• What needs to be done
What follows is a listing. Return every line of it exactly.
- - - - -
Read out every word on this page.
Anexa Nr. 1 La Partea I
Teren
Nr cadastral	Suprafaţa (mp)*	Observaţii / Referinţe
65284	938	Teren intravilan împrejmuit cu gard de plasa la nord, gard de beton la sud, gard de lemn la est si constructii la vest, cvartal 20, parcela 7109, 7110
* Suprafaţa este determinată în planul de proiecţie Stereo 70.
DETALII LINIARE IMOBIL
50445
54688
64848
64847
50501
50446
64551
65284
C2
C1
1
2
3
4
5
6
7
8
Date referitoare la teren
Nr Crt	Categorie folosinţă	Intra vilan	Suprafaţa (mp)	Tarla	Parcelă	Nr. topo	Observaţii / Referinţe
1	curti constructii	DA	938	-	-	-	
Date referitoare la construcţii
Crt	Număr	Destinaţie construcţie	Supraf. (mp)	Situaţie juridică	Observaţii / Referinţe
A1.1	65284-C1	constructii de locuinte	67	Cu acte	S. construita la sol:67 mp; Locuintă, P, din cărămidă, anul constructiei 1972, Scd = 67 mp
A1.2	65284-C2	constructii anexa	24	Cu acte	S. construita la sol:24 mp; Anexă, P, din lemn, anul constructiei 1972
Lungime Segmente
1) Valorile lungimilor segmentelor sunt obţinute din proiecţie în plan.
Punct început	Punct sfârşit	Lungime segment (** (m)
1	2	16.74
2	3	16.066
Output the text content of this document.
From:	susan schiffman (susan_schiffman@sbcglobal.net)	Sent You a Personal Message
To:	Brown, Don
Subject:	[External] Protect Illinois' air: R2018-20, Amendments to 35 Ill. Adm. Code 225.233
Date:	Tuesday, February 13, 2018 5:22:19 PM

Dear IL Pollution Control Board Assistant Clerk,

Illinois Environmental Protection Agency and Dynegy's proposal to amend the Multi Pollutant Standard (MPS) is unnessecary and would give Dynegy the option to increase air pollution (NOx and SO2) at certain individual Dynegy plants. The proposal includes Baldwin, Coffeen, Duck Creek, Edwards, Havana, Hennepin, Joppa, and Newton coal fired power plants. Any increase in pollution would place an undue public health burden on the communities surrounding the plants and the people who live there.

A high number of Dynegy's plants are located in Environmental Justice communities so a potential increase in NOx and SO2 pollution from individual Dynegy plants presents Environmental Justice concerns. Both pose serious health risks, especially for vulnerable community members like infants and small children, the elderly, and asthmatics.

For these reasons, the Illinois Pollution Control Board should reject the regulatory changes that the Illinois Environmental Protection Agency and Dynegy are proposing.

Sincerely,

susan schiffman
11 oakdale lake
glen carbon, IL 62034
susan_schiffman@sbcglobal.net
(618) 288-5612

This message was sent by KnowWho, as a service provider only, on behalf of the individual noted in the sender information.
- - - - -
• Task response
Read out every word on this page.
Anexa Nr. 1 La Partea I
Teren
Nr cadastral	Suprafaţa (mp)*	Observaţii / Referinţe
65284	938	Teren intravilan împrejmuit cu gard de plasa la nord, gard de beton la sud, gard de lemn la est si constructii la vest, cvartal 20, parcela 7109, 7110
* Suprafaţa este determinată în planul de proiecţie Stereo 70.
DETALII LINIARE IMOBIL
50445
54688
64848
64847
50501
50446
64551
65284
C2
C1
1
2
3
4
5
6
7
8
Date referitoare la teren
Nr Crt	Categorie folosinţă	Intra vilan	Suprafaţa (mp)	Tarla	Parcelă	Nr. topo	Observaţii / Referinţe
1	curti constructii	DA	938	-	-	-	
Date referitoare la construcţii
Crt	Număr	Destinaţie construcţie	Supraf. (mp)	Situaţie juridică	Observaţii / Referinţe
A1.1	65284-C1	constructii de locuinte	67	Cu acte	S. construita la sol:67 mp; Locuintă, P, din cărămidă, anul constructiei 1972, Scd = 67 mp
A1.2	65284-C2	constructii anexa	24	Cu acte	S. construita la sol:24 mp; Anexă, P, din lemn, anul constructiei 1972
Lungime Segmente
1) Valorile lungimilor segmentelor sunt obţinute din proiecţie în plan.
Punct început	Punct sfârşit	Lungime segment (** (m)
1	2	16.74
2	3	16.066
Output the text content of this document.
From:	susan schiffman (susan_schiffman@sbcglobal.net)	Sent You a Personal Message
To:	Brown, Don
Subject:	[External] Protect Illinois' air: R2018-20, Amendments to 35 Ill. Adm. Code 225.233
Date:	Tuesday, February 13, 2018 5:22:19 PM

Dear IL Pollution Control Board Assistant Clerk,

Illinois Environmental Protection Agency and Dynegy's proposal to amend the Multi Pollutant Standard (MPS) is unnessecary and would give Dynegy the option to increase air pollution (NOx and SO2) at certain individual Dynegy plants. The proposal includes Baldwin, Coffeen, Duck Creek, Edwards, Havana, Hennepin, Joppa, and Newton coal fired power plants. Any increase in pollution would place an undue public health burden on the communities surrounding the plants and the people who live there.

A high number of Dynegy's plants are located in Environmental Justice communities so a potential increase in NOx and SO2 pollution from individual Dynegy plants presents Environmental Justice concerns. Both pose serious health risks, especially for vulnerable community members like infants and small children, the elderly, and asthmatics.

For these reasons, the Illinois Pollution Control Board should reject the regulatory changes that the Illinois Environmental Protection Agency and Dynegy are proposing.

Sincerely,

susan schiffman
11 oakdale lake
glen carbon, IL 62034
susan_schiffman@sbcglobal.net
(618) 288-5612

This message was sent by KnowWho, as a service provider only, on behalf of the individual noted in the sender information.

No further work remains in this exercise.